→ Given exercise
Below are records. Copy every line with "JSON" in it.

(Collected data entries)

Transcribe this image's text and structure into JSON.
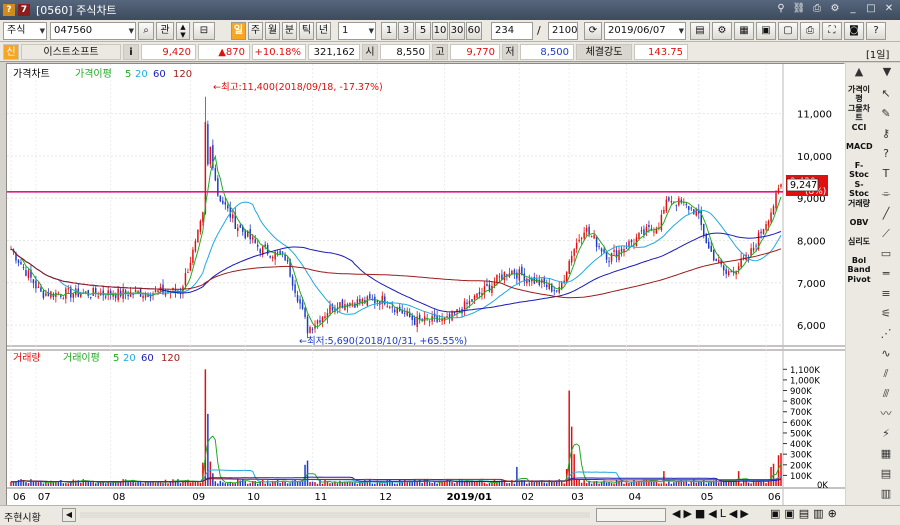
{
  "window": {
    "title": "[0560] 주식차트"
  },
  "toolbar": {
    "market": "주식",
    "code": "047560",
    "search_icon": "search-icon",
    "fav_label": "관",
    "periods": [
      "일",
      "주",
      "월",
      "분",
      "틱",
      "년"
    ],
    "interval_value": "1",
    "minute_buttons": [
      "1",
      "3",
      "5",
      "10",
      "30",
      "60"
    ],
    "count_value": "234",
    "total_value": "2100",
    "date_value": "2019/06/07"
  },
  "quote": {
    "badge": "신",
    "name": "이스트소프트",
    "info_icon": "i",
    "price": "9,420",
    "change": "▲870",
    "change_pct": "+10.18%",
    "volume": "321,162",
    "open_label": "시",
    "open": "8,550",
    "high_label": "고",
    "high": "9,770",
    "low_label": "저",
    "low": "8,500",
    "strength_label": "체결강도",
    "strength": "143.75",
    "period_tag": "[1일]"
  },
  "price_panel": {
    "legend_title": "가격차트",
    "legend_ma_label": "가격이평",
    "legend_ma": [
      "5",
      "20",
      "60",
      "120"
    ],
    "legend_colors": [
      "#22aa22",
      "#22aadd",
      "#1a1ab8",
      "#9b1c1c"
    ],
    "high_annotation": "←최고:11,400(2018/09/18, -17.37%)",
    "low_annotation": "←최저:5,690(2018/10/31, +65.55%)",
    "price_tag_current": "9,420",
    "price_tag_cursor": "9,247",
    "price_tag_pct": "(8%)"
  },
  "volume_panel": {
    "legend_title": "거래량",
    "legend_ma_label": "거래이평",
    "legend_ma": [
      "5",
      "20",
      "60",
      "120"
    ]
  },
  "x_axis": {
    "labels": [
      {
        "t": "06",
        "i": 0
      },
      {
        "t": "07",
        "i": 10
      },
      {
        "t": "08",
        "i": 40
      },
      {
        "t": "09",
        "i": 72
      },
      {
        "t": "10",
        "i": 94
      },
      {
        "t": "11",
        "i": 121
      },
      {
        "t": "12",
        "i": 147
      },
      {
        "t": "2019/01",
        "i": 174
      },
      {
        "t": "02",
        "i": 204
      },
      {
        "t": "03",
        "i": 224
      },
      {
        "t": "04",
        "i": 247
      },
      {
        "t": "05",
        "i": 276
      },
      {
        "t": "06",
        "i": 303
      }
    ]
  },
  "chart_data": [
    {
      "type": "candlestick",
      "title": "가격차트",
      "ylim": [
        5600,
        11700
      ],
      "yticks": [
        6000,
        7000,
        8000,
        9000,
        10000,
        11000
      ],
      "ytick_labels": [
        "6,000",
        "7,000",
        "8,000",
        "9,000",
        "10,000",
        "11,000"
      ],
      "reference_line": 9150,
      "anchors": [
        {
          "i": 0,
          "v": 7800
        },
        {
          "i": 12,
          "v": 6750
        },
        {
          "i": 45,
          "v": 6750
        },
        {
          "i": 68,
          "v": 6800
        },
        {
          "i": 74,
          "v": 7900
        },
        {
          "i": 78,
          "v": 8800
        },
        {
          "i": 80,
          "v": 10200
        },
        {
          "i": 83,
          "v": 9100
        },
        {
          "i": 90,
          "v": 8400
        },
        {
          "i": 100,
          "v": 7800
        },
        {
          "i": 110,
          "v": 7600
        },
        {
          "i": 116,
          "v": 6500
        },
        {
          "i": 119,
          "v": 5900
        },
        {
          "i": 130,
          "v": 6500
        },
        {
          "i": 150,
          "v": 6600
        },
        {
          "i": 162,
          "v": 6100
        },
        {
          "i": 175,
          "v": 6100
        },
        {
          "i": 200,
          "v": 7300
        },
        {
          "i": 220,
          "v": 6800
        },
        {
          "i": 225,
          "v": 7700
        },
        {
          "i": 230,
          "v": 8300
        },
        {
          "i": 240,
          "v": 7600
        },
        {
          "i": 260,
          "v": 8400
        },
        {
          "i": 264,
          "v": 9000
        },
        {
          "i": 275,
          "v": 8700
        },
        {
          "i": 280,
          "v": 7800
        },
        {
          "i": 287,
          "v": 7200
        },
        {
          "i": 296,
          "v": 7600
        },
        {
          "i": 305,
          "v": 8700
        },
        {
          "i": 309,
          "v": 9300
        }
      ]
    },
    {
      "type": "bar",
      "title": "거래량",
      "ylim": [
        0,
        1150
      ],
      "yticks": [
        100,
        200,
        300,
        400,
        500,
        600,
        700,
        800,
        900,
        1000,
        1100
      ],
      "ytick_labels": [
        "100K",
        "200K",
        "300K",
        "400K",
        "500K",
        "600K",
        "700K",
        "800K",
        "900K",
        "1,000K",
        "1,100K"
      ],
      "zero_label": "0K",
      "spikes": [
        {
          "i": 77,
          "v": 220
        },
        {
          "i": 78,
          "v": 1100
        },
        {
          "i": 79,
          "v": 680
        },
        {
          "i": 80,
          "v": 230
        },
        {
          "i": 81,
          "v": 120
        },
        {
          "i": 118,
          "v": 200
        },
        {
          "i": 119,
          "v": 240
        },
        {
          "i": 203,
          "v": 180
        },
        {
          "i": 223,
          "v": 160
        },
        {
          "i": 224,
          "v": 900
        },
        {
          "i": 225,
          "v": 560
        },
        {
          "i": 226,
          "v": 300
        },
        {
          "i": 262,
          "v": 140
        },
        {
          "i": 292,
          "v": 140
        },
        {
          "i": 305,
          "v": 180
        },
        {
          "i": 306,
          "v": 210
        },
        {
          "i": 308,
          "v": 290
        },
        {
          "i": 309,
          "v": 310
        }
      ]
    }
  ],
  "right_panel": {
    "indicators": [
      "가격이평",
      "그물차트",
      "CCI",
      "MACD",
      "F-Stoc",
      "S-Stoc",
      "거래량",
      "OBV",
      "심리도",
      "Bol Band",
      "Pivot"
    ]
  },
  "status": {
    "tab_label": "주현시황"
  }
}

---

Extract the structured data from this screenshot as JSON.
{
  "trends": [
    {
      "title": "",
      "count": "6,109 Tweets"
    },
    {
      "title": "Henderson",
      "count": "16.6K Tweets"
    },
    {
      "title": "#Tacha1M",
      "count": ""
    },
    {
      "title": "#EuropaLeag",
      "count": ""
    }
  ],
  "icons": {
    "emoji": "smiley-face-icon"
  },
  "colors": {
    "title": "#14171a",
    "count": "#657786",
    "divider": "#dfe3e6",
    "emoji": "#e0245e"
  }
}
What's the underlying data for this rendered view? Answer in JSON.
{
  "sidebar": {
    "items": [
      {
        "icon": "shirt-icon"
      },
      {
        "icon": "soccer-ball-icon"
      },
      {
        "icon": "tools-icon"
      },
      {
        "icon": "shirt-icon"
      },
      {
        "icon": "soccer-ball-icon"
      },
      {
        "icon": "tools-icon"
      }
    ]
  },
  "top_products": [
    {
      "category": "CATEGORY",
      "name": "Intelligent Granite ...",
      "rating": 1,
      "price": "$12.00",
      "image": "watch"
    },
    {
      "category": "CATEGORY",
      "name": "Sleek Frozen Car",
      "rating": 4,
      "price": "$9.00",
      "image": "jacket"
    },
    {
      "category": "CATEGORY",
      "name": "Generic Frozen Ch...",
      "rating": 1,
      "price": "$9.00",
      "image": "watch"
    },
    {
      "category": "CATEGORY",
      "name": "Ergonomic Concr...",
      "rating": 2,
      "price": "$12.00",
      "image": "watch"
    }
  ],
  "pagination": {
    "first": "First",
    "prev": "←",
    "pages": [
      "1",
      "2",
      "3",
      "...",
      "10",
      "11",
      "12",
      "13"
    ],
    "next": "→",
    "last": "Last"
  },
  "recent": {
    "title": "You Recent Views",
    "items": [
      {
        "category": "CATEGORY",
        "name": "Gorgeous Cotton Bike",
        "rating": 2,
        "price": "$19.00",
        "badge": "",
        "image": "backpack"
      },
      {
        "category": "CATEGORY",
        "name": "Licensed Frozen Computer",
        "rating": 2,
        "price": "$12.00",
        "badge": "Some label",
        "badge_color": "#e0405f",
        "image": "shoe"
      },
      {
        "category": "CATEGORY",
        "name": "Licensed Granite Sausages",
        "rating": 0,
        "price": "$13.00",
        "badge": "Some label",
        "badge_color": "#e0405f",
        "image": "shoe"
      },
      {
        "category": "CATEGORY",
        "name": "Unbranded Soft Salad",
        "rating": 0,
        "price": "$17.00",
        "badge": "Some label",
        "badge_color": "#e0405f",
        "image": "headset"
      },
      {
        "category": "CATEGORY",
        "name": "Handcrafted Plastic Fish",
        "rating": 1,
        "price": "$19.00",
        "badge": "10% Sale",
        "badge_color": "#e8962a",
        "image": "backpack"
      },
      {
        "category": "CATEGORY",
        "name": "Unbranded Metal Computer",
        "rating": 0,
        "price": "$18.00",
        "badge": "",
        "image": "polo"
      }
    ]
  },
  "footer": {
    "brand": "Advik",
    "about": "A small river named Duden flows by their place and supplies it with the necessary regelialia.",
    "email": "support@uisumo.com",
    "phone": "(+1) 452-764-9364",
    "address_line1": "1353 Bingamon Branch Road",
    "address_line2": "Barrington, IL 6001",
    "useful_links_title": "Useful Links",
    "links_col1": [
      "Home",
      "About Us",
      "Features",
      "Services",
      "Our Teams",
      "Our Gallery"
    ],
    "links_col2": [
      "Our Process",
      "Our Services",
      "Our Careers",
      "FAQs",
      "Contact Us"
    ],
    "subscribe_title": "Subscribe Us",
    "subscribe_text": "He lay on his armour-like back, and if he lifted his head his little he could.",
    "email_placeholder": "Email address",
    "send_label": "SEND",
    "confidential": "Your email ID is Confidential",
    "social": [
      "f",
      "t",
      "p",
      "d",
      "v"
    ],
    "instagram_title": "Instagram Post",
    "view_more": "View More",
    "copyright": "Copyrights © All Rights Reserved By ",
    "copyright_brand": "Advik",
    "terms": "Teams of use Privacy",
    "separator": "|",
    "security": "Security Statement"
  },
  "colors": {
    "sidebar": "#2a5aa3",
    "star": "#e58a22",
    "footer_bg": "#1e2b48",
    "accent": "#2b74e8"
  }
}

→ Right answer
Transcribe this image's text and structure into JSON.
Extract the structured data from this screenshot as JSON.
What's the underlying data for this rendered view? Answer in JSON.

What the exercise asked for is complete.